Data entries:
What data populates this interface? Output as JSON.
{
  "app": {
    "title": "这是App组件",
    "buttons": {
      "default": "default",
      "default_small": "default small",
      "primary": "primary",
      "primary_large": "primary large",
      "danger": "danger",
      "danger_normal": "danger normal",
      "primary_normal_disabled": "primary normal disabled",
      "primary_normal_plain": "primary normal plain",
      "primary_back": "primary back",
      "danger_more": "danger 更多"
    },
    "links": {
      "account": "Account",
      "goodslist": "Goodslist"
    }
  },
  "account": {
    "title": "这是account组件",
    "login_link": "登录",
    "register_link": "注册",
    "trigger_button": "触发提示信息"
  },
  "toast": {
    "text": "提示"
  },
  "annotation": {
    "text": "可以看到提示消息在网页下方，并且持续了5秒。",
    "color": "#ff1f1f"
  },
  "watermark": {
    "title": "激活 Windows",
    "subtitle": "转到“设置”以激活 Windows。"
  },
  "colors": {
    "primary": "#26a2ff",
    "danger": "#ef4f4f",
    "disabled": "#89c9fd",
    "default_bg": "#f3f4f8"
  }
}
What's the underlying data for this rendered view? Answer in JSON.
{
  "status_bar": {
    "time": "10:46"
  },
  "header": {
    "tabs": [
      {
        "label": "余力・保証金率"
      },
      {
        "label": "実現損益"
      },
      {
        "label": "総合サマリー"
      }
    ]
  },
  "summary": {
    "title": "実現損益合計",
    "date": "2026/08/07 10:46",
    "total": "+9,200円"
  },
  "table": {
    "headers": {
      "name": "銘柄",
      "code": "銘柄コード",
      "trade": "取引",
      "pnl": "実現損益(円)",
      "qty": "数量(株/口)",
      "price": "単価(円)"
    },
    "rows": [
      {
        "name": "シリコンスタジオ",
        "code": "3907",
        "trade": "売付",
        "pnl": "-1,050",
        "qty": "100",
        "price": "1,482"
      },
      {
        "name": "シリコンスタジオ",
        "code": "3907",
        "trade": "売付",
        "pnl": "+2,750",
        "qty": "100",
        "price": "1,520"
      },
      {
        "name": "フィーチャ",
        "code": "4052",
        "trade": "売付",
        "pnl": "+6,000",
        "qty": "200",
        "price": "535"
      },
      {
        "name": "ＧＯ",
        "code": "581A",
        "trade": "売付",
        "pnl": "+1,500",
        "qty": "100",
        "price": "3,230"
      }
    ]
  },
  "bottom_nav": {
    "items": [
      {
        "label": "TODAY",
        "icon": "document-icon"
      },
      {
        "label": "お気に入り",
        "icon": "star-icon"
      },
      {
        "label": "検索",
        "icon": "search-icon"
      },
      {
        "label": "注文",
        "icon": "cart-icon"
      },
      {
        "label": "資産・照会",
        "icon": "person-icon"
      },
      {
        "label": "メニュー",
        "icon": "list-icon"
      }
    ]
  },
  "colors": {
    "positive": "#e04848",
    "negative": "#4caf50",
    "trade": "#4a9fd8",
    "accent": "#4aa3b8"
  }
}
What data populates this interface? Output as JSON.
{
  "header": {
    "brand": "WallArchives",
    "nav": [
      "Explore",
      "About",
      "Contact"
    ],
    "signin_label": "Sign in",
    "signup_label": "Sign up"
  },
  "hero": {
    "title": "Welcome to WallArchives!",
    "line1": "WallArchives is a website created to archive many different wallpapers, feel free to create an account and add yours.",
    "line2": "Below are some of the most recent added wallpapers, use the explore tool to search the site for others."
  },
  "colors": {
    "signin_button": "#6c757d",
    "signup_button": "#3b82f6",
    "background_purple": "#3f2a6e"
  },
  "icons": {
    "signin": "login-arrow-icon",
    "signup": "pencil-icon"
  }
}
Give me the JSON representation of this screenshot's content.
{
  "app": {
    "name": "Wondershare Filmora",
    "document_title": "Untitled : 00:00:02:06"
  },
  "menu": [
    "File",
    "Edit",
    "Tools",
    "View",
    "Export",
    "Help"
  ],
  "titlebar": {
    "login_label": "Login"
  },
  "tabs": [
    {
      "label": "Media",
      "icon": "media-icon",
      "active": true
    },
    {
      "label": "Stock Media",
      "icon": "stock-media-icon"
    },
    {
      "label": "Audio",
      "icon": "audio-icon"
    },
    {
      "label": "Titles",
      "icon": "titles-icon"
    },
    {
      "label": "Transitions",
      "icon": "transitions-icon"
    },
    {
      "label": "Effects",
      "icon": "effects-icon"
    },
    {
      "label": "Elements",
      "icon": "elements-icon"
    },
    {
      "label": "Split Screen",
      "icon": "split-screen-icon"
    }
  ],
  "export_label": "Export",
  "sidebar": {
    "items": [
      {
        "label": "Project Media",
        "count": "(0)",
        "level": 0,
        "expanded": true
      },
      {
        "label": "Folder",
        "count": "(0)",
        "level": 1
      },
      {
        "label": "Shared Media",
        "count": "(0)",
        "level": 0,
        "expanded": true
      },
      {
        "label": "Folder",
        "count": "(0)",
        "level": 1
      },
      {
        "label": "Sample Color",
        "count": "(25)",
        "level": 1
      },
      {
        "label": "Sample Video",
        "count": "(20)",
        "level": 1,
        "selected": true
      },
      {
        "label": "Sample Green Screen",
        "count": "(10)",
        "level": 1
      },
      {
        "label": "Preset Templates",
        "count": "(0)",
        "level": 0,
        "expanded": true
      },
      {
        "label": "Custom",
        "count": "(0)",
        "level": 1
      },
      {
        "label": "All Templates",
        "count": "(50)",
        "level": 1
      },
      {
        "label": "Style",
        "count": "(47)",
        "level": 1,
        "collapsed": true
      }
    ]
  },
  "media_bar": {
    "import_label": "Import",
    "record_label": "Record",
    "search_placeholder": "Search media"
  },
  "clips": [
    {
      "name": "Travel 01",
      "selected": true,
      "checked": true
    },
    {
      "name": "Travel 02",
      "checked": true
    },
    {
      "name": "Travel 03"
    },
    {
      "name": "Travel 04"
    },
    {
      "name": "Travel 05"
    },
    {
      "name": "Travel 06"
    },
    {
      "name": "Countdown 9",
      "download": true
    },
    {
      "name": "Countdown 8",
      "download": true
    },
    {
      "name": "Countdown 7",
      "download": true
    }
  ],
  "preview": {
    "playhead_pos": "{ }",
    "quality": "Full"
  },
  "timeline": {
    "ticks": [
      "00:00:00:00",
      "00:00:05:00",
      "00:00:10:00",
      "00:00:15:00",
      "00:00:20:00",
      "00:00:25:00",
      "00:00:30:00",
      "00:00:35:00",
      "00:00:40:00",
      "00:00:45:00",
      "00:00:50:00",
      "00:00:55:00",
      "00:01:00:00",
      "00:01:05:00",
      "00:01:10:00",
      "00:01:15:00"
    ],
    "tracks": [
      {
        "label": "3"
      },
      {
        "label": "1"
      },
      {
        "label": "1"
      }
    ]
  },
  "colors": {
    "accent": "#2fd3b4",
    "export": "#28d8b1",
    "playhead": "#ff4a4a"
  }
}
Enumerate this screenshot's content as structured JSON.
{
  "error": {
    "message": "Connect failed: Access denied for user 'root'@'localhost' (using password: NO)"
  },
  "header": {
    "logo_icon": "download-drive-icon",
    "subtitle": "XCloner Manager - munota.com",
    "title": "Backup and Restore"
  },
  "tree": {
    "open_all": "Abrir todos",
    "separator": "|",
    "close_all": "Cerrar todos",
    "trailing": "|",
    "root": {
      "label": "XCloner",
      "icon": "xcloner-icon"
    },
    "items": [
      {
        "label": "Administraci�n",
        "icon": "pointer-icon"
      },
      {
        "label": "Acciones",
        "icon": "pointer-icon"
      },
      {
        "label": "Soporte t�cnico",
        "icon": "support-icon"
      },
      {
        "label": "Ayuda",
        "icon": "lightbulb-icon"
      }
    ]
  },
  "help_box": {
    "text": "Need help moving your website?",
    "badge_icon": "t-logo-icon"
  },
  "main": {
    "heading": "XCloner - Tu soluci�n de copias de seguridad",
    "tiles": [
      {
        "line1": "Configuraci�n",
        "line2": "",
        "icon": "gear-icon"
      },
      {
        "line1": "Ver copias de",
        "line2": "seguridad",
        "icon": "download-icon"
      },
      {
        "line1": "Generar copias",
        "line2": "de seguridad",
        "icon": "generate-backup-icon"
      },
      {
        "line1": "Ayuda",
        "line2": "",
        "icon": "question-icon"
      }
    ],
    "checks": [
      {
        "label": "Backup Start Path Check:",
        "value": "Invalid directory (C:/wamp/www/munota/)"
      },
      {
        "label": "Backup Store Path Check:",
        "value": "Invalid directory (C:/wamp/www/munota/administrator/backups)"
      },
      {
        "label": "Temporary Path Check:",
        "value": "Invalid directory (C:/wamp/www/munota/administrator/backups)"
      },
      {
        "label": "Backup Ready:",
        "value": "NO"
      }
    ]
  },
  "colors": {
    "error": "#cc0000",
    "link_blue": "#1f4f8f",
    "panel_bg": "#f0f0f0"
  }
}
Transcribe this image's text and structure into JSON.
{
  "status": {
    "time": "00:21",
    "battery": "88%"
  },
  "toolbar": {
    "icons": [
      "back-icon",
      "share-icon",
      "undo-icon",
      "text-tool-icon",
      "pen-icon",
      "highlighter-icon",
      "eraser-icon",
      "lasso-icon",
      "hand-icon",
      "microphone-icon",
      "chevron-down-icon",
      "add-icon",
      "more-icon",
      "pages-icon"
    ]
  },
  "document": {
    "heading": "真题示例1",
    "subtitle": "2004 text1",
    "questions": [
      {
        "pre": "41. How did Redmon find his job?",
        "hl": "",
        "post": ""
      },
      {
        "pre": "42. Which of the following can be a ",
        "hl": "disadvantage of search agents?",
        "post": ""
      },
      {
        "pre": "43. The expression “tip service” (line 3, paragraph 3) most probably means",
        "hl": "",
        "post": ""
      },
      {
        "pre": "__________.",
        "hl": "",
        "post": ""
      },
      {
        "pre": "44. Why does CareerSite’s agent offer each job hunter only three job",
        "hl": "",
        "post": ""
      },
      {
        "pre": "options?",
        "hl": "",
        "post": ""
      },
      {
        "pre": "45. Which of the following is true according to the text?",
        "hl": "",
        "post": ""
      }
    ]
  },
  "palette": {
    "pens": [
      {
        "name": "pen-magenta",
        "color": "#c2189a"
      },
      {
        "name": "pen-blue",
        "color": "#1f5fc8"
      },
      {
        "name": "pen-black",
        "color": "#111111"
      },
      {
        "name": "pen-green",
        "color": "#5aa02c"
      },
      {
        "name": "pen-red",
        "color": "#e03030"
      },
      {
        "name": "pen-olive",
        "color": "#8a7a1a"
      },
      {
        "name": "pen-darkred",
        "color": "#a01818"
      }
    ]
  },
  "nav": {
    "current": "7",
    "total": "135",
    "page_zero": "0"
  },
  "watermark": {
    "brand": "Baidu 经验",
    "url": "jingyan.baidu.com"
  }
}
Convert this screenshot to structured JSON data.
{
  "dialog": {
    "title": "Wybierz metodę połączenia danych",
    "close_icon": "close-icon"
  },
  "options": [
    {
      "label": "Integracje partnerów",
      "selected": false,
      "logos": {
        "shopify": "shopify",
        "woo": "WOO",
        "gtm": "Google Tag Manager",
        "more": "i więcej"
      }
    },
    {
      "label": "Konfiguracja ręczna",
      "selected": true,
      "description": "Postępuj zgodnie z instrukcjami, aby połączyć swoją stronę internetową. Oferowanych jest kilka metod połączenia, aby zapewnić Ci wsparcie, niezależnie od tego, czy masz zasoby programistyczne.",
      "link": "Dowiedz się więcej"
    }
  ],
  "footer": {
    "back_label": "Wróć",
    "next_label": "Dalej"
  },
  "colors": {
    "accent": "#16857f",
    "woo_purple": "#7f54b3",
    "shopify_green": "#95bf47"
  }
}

(WHAT YOU WILL DO):
Find the word "primary" and list each line it appears in.

(SOLVED EXERCISE):
      "primary": "primary",
      "primary_large": "primary large",
      "primary_normal_disabled": "primary normal disabled",
      "primary_normal_plain": "primary normal plain",
      "primary_back": "primary back",
    "primary": "#26a2ff",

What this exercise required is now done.